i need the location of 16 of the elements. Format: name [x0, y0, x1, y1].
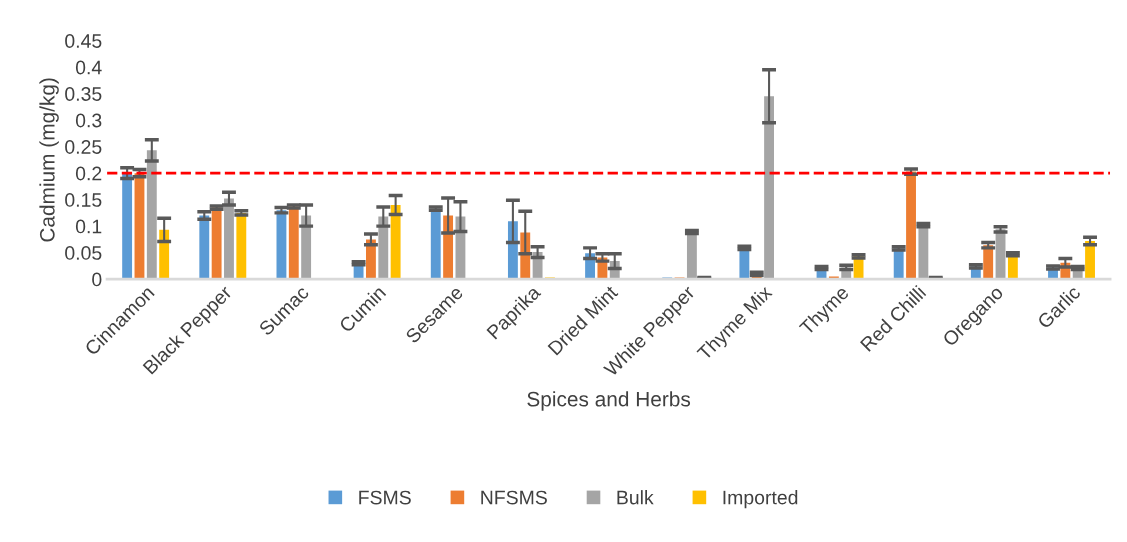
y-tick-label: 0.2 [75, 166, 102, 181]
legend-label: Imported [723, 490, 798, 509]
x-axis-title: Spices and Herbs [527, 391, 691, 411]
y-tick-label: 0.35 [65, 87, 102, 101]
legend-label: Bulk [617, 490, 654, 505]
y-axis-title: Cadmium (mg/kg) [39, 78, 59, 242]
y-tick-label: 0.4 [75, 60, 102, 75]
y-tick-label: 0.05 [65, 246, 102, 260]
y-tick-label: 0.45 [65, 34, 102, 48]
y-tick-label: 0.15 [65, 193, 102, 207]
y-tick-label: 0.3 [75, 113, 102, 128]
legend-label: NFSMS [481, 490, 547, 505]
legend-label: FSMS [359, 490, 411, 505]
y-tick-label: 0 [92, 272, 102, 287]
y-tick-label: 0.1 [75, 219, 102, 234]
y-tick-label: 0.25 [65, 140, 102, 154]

--

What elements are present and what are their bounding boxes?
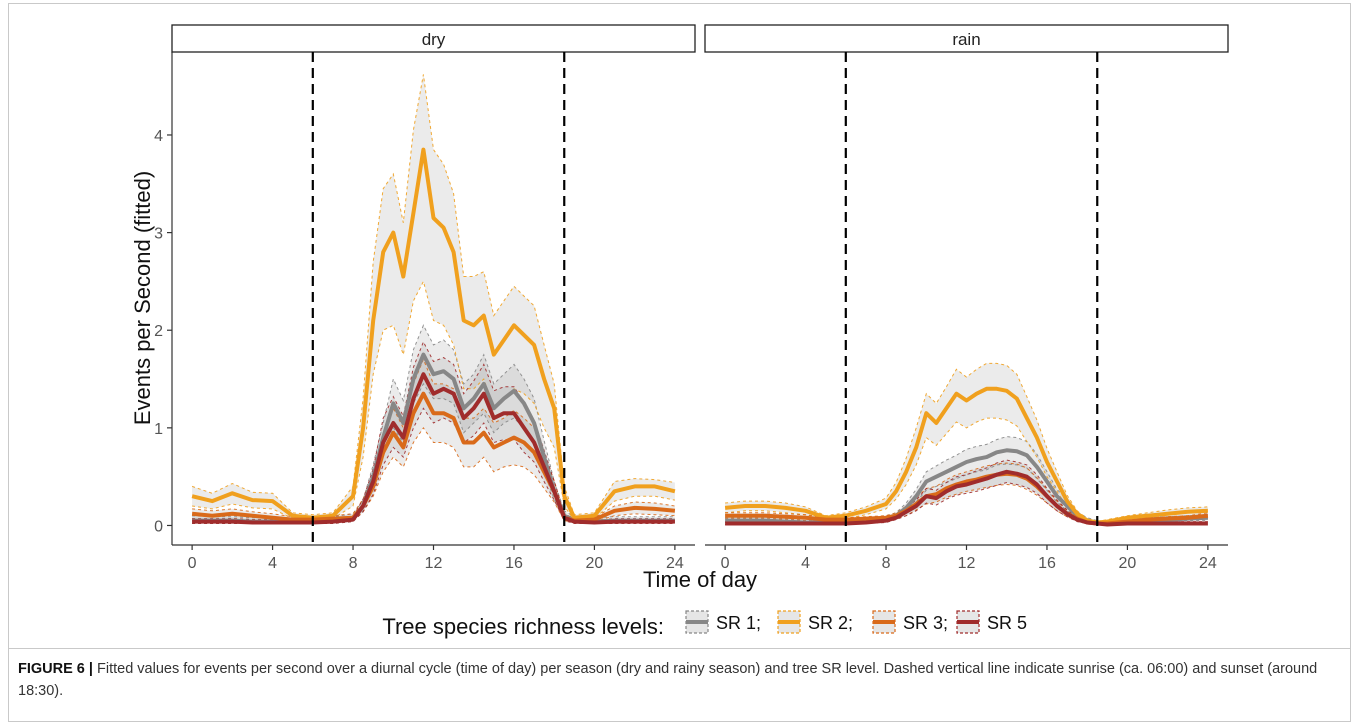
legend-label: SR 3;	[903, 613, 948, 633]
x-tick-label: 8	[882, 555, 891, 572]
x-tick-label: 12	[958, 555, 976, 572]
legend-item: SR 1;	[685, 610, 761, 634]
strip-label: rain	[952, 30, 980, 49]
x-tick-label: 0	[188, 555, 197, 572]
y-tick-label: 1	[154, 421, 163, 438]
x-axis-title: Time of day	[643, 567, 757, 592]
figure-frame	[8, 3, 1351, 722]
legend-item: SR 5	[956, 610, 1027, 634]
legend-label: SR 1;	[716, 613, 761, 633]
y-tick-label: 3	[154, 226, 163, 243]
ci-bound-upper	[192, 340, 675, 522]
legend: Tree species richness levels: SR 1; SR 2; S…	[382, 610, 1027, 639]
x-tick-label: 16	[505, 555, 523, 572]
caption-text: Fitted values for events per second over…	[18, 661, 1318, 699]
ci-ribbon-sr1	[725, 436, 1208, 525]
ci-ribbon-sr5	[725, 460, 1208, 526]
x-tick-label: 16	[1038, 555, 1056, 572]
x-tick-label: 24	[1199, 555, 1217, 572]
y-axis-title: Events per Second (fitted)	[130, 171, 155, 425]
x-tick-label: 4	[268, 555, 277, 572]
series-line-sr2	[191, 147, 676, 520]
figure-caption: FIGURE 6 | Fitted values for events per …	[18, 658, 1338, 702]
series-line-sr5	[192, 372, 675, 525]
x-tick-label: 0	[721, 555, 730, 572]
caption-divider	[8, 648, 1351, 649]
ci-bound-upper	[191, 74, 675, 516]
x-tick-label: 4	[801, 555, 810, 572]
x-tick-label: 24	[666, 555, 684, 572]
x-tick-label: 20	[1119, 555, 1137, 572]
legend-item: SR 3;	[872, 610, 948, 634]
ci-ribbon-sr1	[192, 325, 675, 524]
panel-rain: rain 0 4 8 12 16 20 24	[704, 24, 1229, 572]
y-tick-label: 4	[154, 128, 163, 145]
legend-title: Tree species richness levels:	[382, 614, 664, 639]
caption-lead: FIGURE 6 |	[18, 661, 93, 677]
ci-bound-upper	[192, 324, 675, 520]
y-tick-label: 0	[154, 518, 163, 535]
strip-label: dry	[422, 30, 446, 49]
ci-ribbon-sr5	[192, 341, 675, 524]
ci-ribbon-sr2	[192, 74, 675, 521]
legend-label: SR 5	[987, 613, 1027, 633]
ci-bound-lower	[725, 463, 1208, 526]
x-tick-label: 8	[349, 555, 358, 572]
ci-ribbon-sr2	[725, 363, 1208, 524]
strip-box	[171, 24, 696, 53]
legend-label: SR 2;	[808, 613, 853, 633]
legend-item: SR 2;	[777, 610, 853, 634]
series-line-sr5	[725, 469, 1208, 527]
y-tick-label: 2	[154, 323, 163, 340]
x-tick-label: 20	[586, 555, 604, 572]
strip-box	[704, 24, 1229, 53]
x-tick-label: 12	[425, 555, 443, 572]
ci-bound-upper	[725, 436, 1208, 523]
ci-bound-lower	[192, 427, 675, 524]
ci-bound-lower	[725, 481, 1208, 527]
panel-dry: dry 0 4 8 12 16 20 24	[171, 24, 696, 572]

◆ Your instructions
Rewrite the entries starting at the line that contains "i need the location" and ending at the line that contains "y-tick-label: 0.25 [65, 140, 102, 154]", with "Imported" swapped for "Domestic" and nothing else changed. Leave the pictures out.

◆ Answer
i need the location of 16 of the elements. Format: name [x0, y0, x1, y1].
y-tick-label: 0.2 [75, 166, 102, 181]
legend-label: Domestic [723, 490, 798, 509]
x-axis-title: Spices and Herbs [527, 391, 691, 411]
y-tick-label: 0.35 [65, 87, 102, 101]
legend-label: Bulk [617, 490, 654, 505]
y-axis-title: Cadmium (mg/kg) [39, 78, 59, 242]
y-tick-label: 0.4 [75, 60, 102, 75]
y-tick-label: 0.05 [65, 246, 102, 260]
y-tick-label: 0.45 [65, 34, 102, 48]
y-tick-label: 0.15 [65, 193, 102, 207]
y-tick-label: 0.3 [75, 113, 102, 128]
legend-label: NFSMS [481, 490, 547, 505]
legend-label: FSMS [359, 490, 411, 505]
y-tick-label: 0 [92, 272, 102, 287]
y-tick-label: 0.1 [75, 219, 102, 234]
y-tick-label: 0.25 [65, 140, 102, 154]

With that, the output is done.